Report every line below that contains the string "List", copying each one in full.

**Raw data**
────────

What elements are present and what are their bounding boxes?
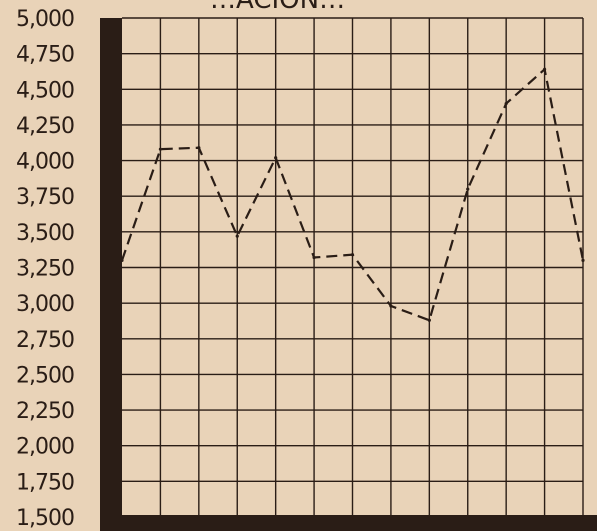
data-point — [197, 146, 201, 150]
data-point — [389, 304, 393, 308]
data-point — [120, 258, 124, 262]
y-axis-bar — [100, 18, 122, 531]
chart-title-fragment: …ACION… — [210, 0, 345, 15]
y-tick-label: 1,750 — [16, 470, 74, 495]
y-tick-label: 4,750 — [16, 43, 74, 68]
y-tick-label: 5,000 — [16, 7, 74, 32]
x-axis-bar — [100, 515, 597, 531]
data-point — [350, 253, 355, 257]
y-tick-label: 3,750 — [16, 185, 74, 210]
data-point — [427, 318, 431, 322]
chart-frame — [100, 18, 597, 531]
data-point — [235, 234, 239, 238]
chart-grid — [122, 17, 584, 518]
data-series — [120, 67, 585, 322]
data-point — [274, 156, 278, 160]
y-tick-label: 4,000 — [16, 150, 74, 175]
y-tick-label: 3,250 — [16, 257, 74, 282]
y-tick-label: 2,750 — [16, 328, 74, 353]
y-tick-label: 1,500 — [16, 506, 74, 531]
y-tick-label: 3,000 — [16, 292, 74, 317]
data-point — [542, 67, 547, 71]
data-point — [504, 101, 508, 106]
y-tick-label: 2,000 — [16, 435, 74, 460]
y-axis-tick-labels: 5,000 4,750 4,500 4,250 4,000 3,750 3,500 3,250… — [16, 7, 75, 531]
data-point — [312, 255, 316, 260]
y-tick-label: 2,500 — [16, 363, 74, 388]
data-point — [466, 187, 470, 191]
y-tick-label: 2,250 — [16, 399, 74, 424]
data-point — [158, 147, 163, 151]
y-tick-label: 3,500 — [16, 221, 74, 246]
y-tick-label: 4,250 — [16, 114, 74, 139]
y-tick-label: 4,500 — [16, 78, 74, 103]
data-point — [581, 258, 585, 262]
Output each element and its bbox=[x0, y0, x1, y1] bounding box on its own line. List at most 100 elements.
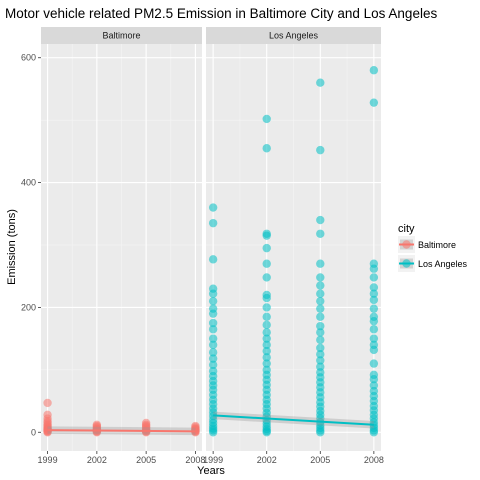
y-tick-label: 200 bbox=[21, 302, 36, 312]
data-point-los-angeles bbox=[316, 289, 325, 298]
facet-trend-baltimore bbox=[47, 426, 196, 436]
legend-title: city bbox=[398, 223, 415, 235]
data-point-los-angeles bbox=[369, 283, 379, 292]
facet-x-ticks-baltimore: 1999 2002 2005 2008 bbox=[38, 451, 205, 465]
data-point-los-angeles bbox=[262, 334, 271, 343]
data-point-los-angeles bbox=[369, 428, 379, 437]
data-point-los-angeles bbox=[369, 66, 379, 75]
data-point-los-angeles bbox=[262, 346, 271, 356]
data-point-los-angeles bbox=[316, 350, 325, 359]
trend-line-los-angeles bbox=[213, 414, 374, 426]
facet-gridlines-baltimore bbox=[41, 44, 202, 451]
data-point-los-angeles bbox=[316, 215, 325, 225]
x-axis-title: Years bbox=[197, 465, 225, 477]
data-point-los-angeles bbox=[369, 359, 379, 368]
data-point-baltimore bbox=[43, 398, 52, 408]
data-point-los-angeles bbox=[208, 428, 218, 437]
facet-strip-label-baltimore: Baltimore bbox=[102, 31, 140, 41]
trend-line-baltimore bbox=[47, 429, 196, 433]
y-axis-title: Emission (tons) bbox=[6, 209, 18, 285]
x-tick-label: 1999 bbox=[203, 455, 223, 465]
data-point-los-angeles bbox=[316, 259, 325, 268]
data-point-los-angeles bbox=[316, 145, 325, 155]
data-point-los-angeles bbox=[208, 360, 218, 370]
data-point-baltimore bbox=[191, 428, 200, 437]
data-point-los-angeles bbox=[369, 273, 379, 282]
data-point-los-angeles bbox=[316, 304, 325, 313]
data-point-los-angeles bbox=[316, 328, 325, 337]
data-point-los-angeles bbox=[262, 243, 271, 253]
data-point-los-angeles bbox=[369, 264, 379, 273]
data-point-los-angeles bbox=[316, 273, 325, 282]
facet-panel-baltimore: Baltimore 1999 2002 2005 2008 bbox=[38, 27, 205, 465]
legend-label: Los Angeles bbox=[418, 259, 468, 269]
x-tick-label: 2008 bbox=[364, 455, 384, 465]
facet-trend-los-angeles bbox=[213, 411, 374, 429]
legend-label: Baltimore bbox=[418, 240, 456, 250]
data-point-los-angeles bbox=[208, 255, 218, 264]
data-point-los-angeles bbox=[262, 328, 271, 337]
data-point-los-angeles bbox=[208, 289, 218, 298]
x-tick-label: 2005 bbox=[136, 455, 156, 465]
data-point-los-angeles bbox=[316, 335, 325, 345]
data-point-los-angeles bbox=[369, 375, 379, 384]
data-point-los-angeles bbox=[208, 325, 218, 334]
data-point-los-angeles bbox=[369, 98, 379, 107]
x-tick-label: 2002 bbox=[257, 455, 277, 465]
data-point-los-angeles bbox=[316, 229, 325, 238]
data-point-los-angeles bbox=[316, 428, 325, 437]
legend-key-point bbox=[402, 240, 411, 249]
legend: city Baltimore Los Angeles bbox=[398, 223, 468, 272]
data-point-los-angeles bbox=[262, 231, 271, 240]
y-tick-label: 400 bbox=[21, 178, 36, 188]
data-point-los-angeles bbox=[262, 320, 271, 330]
data-point-los-angeles bbox=[262, 259, 271, 268]
data-point-los-angeles bbox=[316, 281, 325, 290]
data-point-los-angeles bbox=[208, 318, 218, 328]
data-point-los-angeles bbox=[208, 218, 218, 228]
y-axis: 0 200 400 600 bbox=[21, 53, 41, 437]
y-tick-label: 0 bbox=[31, 427, 36, 437]
data-point-los-angeles bbox=[208, 334, 218, 343]
x-tick-label: 2008 bbox=[185, 455, 205, 465]
facet-panel-los-angeles: Los Angeles 1999 2002 2005 2008 bbox=[203, 27, 384, 465]
data-point-los-angeles bbox=[369, 295, 379, 305]
data-point-los-angeles bbox=[208, 296, 218, 306]
data-point-los-angeles bbox=[369, 325, 379, 334]
data-point-los-angeles bbox=[208, 348, 218, 357]
data-point-los-angeles bbox=[208, 309, 218, 318]
data-point-los-angeles bbox=[262, 114, 271, 124]
data-point-los-angeles bbox=[208, 354, 218, 363]
data-point-los-angeles bbox=[262, 303, 271, 312]
facet-strip-los-angeles bbox=[206, 27, 381, 44]
y-tick-label: 600 bbox=[21, 53, 36, 63]
data-point-los-angeles bbox=[262, 293, 271, 303]
data-point-los-angeles bbox=[369, 345, 379, 355]
data-point-los-angeles bbox=[262, 144, 271, 153]
data-point-los-angeles bbox=[316, 356, 325, 365]
data-point-los-angeles bbox=[369, 304, 379, 313]
data-point-los-angeles bbox=[262, 353, 271, 362]
x-tick-label: 1999 bbox=[38, 455, 58, 465]
facet-strip-label-los-angeles: Los Angeles bbox=[269, 31, 319, 41]
data-point-los-angeles bbox=[262, 428, 271, 437]
data-point-los-angeles bbox=[316, 312, 325, 321]
data-point-los-angeles bbox=[208, 340, 218, 350]
data-point-los-angeles bbox=[369, 334, 379, 343]
data-point-los-angeles bbox=[262, 340, 271, 350]
facet-x-ticks-los-angeles: 1999 2002 2005 2008 bbox=[203, 451, 384, 465]
data-point-los-angeles bbox=[369, 316, 379, 326]
legend-key-point bbox=[402, 259, 411, 268]
facet-points-los-angeles bbox=[208, 66, 379, 437]
data-point-los-angeles bbox=[369, 289, 379, 298]
x-tick-label: 2002 bbox=[87, 455, 107, 465]
facet-strip-baltimore bbox=[41, 27, 202, 44]
data-point-los-angeles bbox=[316, 343, 325, 353]
legend-entries: Baltimore Los Angeles bbox=[398, 236, 468, 272]
data-point-los-angeles bbox=[316, 296, 325, 306]
x-tick-label: 2005 bbox=[310, 455, 330, 465]
data-point-los-angeles bbox=[208, 203, 218, 212]
data-point-los-angeles bbox=[262, 312, 271, 321]
data-point-los-angeles bbox=[316, 321, 325, 331]
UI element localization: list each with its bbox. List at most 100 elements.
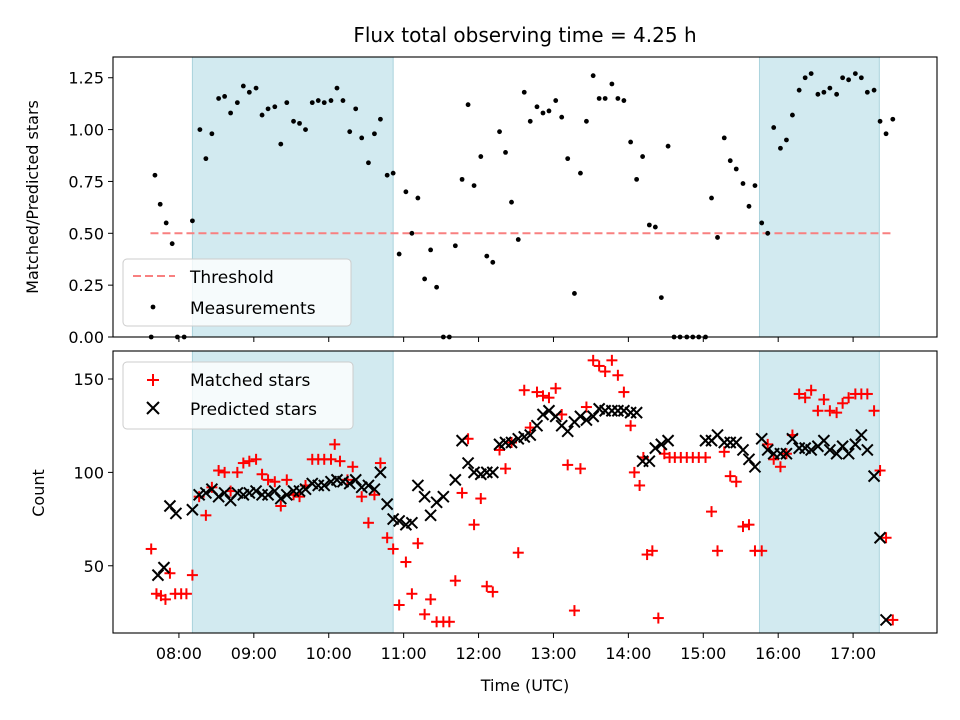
predicted-star-point [486,466,499,479]
matched-star-point [164,567,176,579]
matched-star-point [419,608,431,620]
matched-star-point [887,614,899,626]
measurement-point [658,295,664,300]
measurement-point [621,98,627,103]
legend-predicted-label: Predicted stars [190,400,317,420]
measurement-point [378,116,383,122]
measurement-point [559,114,565,120]
matched-star-point [599,366,611,378]
matched-star-point [537,390,549,402]
matched-star-point [568,605,580,617]
predicted-star-point [418,490,431,503]
measurement-point [640,154,646,159]
matched-star-points [145,354,899,628]
measurement-point [834,91,840,97]
measurement-point [297,120,302,126]
matched-star-point [756,545,768,557]
measurement-point [309,100,315,106]
measurement-point [584,118,589,124]
matched-star-point [737,521,749,533]
measurement-point [827,85,833,91]
legend-measurements-label: Measurements [190,299,316,319]
predicted-star-point [392,514,406,528]
predicted-star-points [151,402,893,627]
predicted-star-point [549,410,562,423]
top-y-axis: 0.00 0.25 0.50 0.75 1.00 1.25 [68,69,113,347]
x-tick-label: 10:00 [306,644,352,663]
measurement-point [665,143,671,149]
predicted-star-point [830,447,843,460]
matched-star-point [356,491,368,503]
matched-star-point [606,354,618,366]
measurement-point [334,85,340,91]
measurement-point [746,203,752,209]
measurement-point [765,230,771,236]
matched-star-point [574,463,586,475]
measurement-point [422,276,428,282]
predicted-star-point [169,507,183,520]
matched-star-point [400,556,412,568]
measurement-point [565,156,571,162]
measurement-point [871,87,877,93]
matched-star-point [334,455,346,467]
matched-star-point [443,616,455,628]
measurement-point [234,100,240,106]
predicted-star-point [836,440,849,453]
predicted-star-point [855,428,868,442]
predicted-star-point [761,443,774,457]
measurement-point [572,291,577,296]
measurement-point [890,116,896,122]
matched-star-point [768,453,780,465]
matched-star-point [824,405,836,417]
matched-star-point [243,455,255,467]
measurement-point [216,96,222,101]
matched-star-point [587,354,599,366]
x-tick-label: 14:00 [605,644,651,663]
matched-star-point [387,543,399,555]
predicted-star-point [561,425,574,438]
matched-star-point [200,509,212,521]
bottom-legend: Matched stars Predicted stars [122,361,354,430]
shaded-interval-2 [759,351,880,633]
measurement-point [546,108,552,114]
measurement-point [359,135,365,141]
bottom-y-axis: 50 100 150 [73,370,113,576]
legend-predicted-swatch [146,401,160,415]
measurement-point [152,172,158,178]
matched-star-point [475,493,487,505]
matched-star-point [831,407,843,419]
predicted-star-point [661,434,675,447]
bottom-panel: 50 100 150 08:00 09:00 10:00 11:00 12:00 13:00 1… [29,350,938,695]
measurement-point [540,110,546,116]
matched-star-point [818,394,830,406]
x-tick-label: 15:00 [680,644,726,663]
matched-star-point [393,599,405,611]
predicted-star-point [268,484,282,498]
matched-star-point [730,476,742,488]
matched-star-point [550,382,562,394]
predicted-star-point [318,479,331,492]
measurement-point [471,183,477,188]
measurement-point [396,251,402,257]
legend-measurements-swatch [150,304,156,310]
y-tick-label: 0.75 [68,172,104,191]
matched-star-point [329,438,341,450]
measurement-point [740,181,746,186]
matched-star-point [580,401,592,413]
predicted-star-point [574,410,587,423]
matched-star-point [231,466,243,478]
matched-star-point [593,360,605,372]
matched-star-point [374,457,386,469]
predicted-star-point [649,441,662,455]
measurement-point [509,199,514,205]
measurement-point [646,222,652,228]
matched-star-point [145,543,157,555]
measurement-point [347,129,353,135]
predicted-star-point [424,509,437,522]
matched-star-point [186,569,198,581]
matched-star-point [700,451,712,463]
predicted-star-point [151,568,165,582]
matched-star-point [281,474,293,486]
measurement-point [484,253,490,259]
measurement-point [203,156,209,162]
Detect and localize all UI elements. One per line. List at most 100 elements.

────────

**Response to the task**
Output each element and its bbox=[x0, y0, x1, y1] bounding box on its own line. List at most 100 elements.
UI element localization: list each with its bbox. List at most 100 elements.
Detect and localize all UI elements. One per line. List at most 100 elements.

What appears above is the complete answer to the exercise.